# Start of Supplied records

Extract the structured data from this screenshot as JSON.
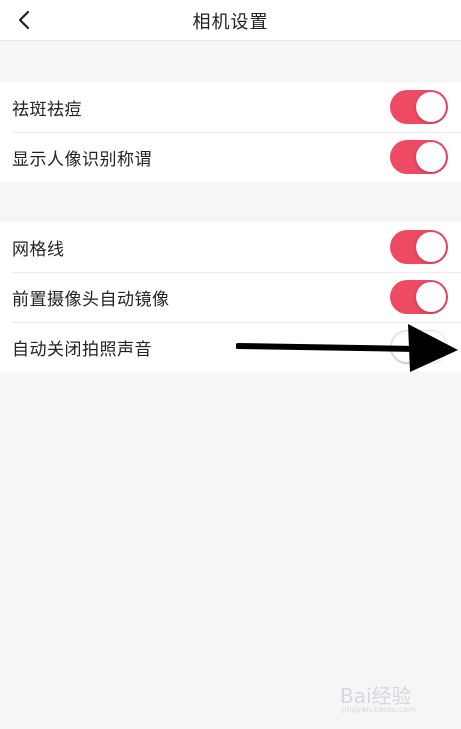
{
  "header": {
    "title": "相机设置",
    "back_icon": "chevron-left-icon"
  },
  "groups": [
    {
      "items": [
        {
          "label": "祛斑祛痘",
          "toggle": "on"
        },
        {
          "label": "显示人像识别称谓",
          "toggle": "on"
        }
      ]
    },
    {
      "items": [
        {
          "label": "网格线",
          "toggle": "on"
        },
        {
          "label": "前置摄像头自动镜像",
          "toggle": "on"
        },
        {
          "label": "自动关闭拍照声音",
          "toggle": "off"
        }
      ]
    }
  ],
  "colors": {
    "toggle_on": "#ee4a63",
    "background": "#f6f6f8",
    "annotation_arrow": "#000000"
  },
  "watermark": {
    "text": "Bai经验",
    "sub": "jingyan.baidu.com"
  }
}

# End of Supplied records

Exercise:
Would you mind returning each entry above word for word, skipping the images?

Answer:
Extract the structured data from this screenshot as JSON.
{
  "header": {
    "title": "相机设置",
    "back_icon": "chevron-left-icon"
  },
  "groups": [
    {
      "items": [
        {
          "label": "祛斑祛痘",
          "toggle": "on"
        },
        {
          "label": "显示人像识别称谓",
          "toggle": "on"
        }
      ]
    },
    {
      "items": [
        {
          "label": "网格线",
          "toggle": "on"
        },
        {
          "label": "前置摄像头自动镜像",
          "toggle": "on"
        },
        {
          "label": "自动关闭拍照声音",
          "toggle": "off"
        }
      ]
    }
  ],
  "colors": {
    "toggle_on": "#ee4a63",
    "background": "#f6f6f8",
    "annotation_arrow": "#000000"
  },
  "watermark": {
    "text": "Bai经验",
    "sub": "jingyan.baidu.com"
  }
}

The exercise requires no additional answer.